_COMPITO BREVE A_
Nella lettera, riscrivi come breve elenco puntato il paragrafo che inizia con «Non si investe in maniera sistematica» e conserva i fatti principali.
___ SEZIONE DI TESTO ___
L’Aquila Rugby, lettera aperta del coach Troiani

L’Aquila Rugby, lettera aperta del coach Troiani. Un’analisi dura e precisa della situazione in cui versa la palla ovale aquilana.

Riceviamo e pubblichiamo una lunga lettera dell’allenatore dell’Aquila Rugby, Vincenzo Troiani.

“Sono Vincenzo Troiani, allenatore de L’Aquila Rugby Club, scrivo da uomo di
rugby, alla mia città, nella quale sono tornato dopo tanti anni di esperienze importanti per
la mia formazione tecnica. Sono tornato con il preciso intento di dare il mio contributo alla
ricostruzione dell’Aquila, attraverso quello che so fare meglio, cioè il rugby.
Questo sport ha intriso tutta la mia vita e coincide ancora oggi con la quotidianità della mia
famiglia. Non c’è stato anno, mese, settimana o giorno in cui io non abbia lavorato nel
rugby e per il rugby e tutto ciò che ho imparato da questo sport meraviglioso oggi voglio
usarlo per la mia città.
Proprio come uomo di sport sono e mi sento al di sopra delle parti. Questo mi
permette di avere una visione nitida della situazione attuale del rugby aquilano, malato
ormai da anni di quell’immobilismo che spesso è proprio del popolo aquilano, unito ad una
visione chiusa e a volte personalistica che non consente a nessuno di progettare un futuro
di crescita per questa disciplina.
L’Aquila è una città fisicamente in ricostruzione nella sua struttura architettonica,
ma è ormai drammaticamente evidente a tutti che ciò per cui niente si investe e si progetta
è quella ricostruzione sociale e culturale che io ritengo debba passare anche, se non
soprattutto, dallo sport.
Tutte le realtà sportive soffrono ormai da anni per carenza di fondi e di strutture
adeguate. Il rugby ha pagato in questo senso un prezzo altissimo, anche a causa di una
mancata progettualità e visione del futuro.
Non si investe in maniera sistematica nelle scuole, serbatoi incredibili di potenziali
futuri rugbysti: lavorare oggi sui bambini nati nel post terremoto significa costruire la
popolazione sportiva (attiva) dei prossimi 20 anni e quindi sul tessuto sociale di questa
città. Oggi L’Aquila occupa i primi posti tra le città dove il rischio obesità è elevato
(relazione ISTISAN 2013) e se a questo si aggiungono i dati preoccupanti sul benessere
mentale dei nostri bambini, nati e vissuti in una città ferita e profondamente dispersa,
allora il quadro non è certo confortante.
___ MATERIALE DA ELABORARE ___
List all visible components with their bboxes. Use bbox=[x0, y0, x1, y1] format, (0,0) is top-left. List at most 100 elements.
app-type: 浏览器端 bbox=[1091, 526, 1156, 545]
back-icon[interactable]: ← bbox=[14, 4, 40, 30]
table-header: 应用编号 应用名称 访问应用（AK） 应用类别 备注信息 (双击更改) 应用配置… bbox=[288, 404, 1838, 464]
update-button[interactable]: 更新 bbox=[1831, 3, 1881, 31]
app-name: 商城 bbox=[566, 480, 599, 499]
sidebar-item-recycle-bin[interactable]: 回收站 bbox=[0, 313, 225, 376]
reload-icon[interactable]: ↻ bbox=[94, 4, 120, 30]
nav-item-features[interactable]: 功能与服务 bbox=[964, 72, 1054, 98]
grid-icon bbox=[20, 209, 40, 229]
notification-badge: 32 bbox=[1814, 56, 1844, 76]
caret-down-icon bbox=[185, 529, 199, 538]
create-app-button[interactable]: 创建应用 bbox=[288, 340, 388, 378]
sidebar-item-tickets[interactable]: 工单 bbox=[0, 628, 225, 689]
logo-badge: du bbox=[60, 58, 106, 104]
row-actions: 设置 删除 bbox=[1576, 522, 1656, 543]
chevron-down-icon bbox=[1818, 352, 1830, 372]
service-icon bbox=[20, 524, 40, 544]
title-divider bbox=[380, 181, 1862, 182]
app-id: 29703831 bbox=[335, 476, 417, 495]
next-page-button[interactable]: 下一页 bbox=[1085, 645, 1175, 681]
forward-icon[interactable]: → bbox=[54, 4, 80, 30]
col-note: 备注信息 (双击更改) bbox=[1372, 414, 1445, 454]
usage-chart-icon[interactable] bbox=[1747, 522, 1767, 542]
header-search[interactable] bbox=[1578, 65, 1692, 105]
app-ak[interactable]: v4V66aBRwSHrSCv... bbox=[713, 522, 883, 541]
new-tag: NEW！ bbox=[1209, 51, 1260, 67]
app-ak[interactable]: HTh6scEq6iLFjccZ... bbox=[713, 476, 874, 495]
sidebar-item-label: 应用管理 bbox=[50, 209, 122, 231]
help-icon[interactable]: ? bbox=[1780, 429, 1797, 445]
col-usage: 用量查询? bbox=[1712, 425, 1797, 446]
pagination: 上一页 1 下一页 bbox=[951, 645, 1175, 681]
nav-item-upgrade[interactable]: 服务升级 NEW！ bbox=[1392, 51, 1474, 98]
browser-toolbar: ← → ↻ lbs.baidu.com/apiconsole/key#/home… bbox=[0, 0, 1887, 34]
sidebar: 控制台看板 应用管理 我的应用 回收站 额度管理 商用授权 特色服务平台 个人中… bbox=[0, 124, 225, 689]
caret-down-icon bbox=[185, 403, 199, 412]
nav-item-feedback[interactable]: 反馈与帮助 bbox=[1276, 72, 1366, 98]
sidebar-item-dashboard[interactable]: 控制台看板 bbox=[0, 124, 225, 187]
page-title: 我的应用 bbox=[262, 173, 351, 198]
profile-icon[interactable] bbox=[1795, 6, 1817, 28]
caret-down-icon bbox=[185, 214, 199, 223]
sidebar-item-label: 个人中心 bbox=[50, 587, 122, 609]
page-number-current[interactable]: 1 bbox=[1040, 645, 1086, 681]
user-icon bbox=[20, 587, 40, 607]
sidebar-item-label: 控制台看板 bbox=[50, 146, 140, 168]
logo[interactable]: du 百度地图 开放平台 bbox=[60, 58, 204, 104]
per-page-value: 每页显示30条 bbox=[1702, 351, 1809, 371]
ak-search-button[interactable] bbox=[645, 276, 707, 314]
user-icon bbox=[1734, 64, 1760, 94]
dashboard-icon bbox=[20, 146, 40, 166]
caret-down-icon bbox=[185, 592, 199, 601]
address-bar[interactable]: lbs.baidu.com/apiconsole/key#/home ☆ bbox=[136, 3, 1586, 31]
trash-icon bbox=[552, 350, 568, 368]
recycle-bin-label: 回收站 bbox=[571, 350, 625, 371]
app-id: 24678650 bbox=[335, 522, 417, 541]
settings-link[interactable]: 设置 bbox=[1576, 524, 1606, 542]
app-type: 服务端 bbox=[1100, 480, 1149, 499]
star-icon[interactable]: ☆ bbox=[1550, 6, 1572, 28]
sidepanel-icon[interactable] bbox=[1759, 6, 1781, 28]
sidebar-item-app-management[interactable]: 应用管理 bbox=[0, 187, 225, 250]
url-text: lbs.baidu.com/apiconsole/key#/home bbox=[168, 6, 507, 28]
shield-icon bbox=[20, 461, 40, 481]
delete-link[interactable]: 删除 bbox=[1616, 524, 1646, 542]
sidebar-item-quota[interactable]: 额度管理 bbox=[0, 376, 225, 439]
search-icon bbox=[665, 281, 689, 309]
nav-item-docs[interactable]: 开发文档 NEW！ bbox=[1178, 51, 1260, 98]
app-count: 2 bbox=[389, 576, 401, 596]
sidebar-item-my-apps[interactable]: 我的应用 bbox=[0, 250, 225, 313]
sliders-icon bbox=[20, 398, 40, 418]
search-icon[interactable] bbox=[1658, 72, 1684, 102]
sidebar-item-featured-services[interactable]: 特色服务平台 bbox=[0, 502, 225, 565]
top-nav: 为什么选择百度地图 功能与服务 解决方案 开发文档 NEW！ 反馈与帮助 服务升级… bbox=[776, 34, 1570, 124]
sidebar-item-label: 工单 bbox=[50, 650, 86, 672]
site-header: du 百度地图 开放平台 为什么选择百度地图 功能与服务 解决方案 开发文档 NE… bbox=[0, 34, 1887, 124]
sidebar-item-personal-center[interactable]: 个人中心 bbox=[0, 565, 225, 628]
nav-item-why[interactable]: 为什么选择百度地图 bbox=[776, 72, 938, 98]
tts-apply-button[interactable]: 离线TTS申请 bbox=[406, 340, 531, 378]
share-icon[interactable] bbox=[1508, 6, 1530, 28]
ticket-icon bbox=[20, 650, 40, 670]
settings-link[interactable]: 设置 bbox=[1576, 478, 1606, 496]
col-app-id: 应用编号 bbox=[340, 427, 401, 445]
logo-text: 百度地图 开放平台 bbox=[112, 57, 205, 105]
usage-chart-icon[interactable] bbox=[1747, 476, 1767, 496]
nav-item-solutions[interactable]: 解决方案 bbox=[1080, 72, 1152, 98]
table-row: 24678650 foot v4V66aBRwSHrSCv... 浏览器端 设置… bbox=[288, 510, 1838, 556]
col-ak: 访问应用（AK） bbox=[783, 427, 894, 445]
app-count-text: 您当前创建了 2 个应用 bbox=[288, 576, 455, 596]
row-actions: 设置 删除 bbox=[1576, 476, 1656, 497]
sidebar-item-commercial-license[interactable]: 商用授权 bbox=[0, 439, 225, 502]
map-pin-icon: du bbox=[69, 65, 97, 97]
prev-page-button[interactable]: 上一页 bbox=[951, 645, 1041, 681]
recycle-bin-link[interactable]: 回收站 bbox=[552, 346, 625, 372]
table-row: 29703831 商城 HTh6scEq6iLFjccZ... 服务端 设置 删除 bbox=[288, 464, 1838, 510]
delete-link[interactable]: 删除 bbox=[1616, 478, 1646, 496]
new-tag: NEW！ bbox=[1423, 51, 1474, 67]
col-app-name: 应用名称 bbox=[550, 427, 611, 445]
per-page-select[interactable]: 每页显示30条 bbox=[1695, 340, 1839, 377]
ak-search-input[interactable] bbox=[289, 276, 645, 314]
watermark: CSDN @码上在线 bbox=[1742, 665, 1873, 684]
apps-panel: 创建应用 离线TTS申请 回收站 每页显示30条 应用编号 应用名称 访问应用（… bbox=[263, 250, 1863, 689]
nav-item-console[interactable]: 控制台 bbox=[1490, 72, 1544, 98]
___
_COMPITO BREVE B_
Trasforma in una tabella Markdown, con le colonne «N.» e «Riga», le righe dei record. Parti dalla prima riga dei record e fermati dopo quella che contiene "app-id: 29703831 bbox=[335, 476, 417, 495]", saltando le righe vuote.

_SOLUZIONE COMPLETA A_
- Nelle scuole, grandi serbatoi di potenziali futuri rugbysti, non si investe in modo sistematico.
- Lavorare oggi con i bambini nati dopo il terremoto significa costruire la popolazione sportiva attiva dei prossimi 20 anni e il tessuto sociale della città.
- L'Aquila è tra le prime città per rischio obesità elevato (relazione ISTISAN 2013).
- Ci sono dati preoccupanti sul benessere mentale dei bambini, nati e cresciuti in una città ferita e profondamente dispersa.
- Il quadro, quindi, non è confortante.

_SOLUZIONE COMPLETA B_
| N. | Riga |
|---|---|
| 1 | List all visible components with their bboxes. Use bbox=[x0, y0, x1, y1] format, (0,0) is top-left. List at most 100 elements. |
| 2 | app-type: 浏览器端 bbox=[1091, 526, 1156, 545] |
| 3 | back-icon[interactable]: ← bbox=[14, 4, 40, 30] |
| 4 | table-header: 应用编号 应用名称 访问应用（AK） 应用类别 备注信息 (双击更改) 应用配置… bbox=[288, 404, 1838, 464] |
| 5 | update-button[interactable]: 更新 bbox=[1831, 3, 1881, 31] |
| 6 | app-name: 商城 bbox=[566, 480, 599, 499] |
| 7 | sidebar-item-recycle-bin[interactable]: 回收站 bbox=[0, 313, 225, 376] |
| 8 | reload-icon[interactable]: ↻ bbox=[94, 4, 120, 30] |
| 9 | nav-item-features[interactable]: 功能与服务 bbox=[964, 72, 1054, 98] |
| 10 | grid-icon bbox=[20, 209, 40, 229] |
| 11 | notification-badge: 32 bbox=[1814, 56, 1844, 76] |
| 12 | caret-down-icon bbox=[185, 529, 199, 538] |
| 13 | create-app-button[interactable]: 创建应用 bbox=[288, 340, 388, 378] |
| 14 | sidebar-item-tickets[interactable]: 工单 bbox=[0, 628, 225, 689] |
| 15 | logo-badge: du bbox=[60, 58, 106, 104] |
| 16 | row-actions: 设置 删除 bbox=[1576, 522, 1656, 543] |
| 17 | chevron-down-icon bbox=[1818, 352, 1830, 372] |
| 18 | service-icon bbox=[20, 524, 40, 544] |
| 19 | title-divider bbox=[380, 181, 1862, 182] |
| 20 | app-id: 29703831 bbox=[335, 476, 417, 495] |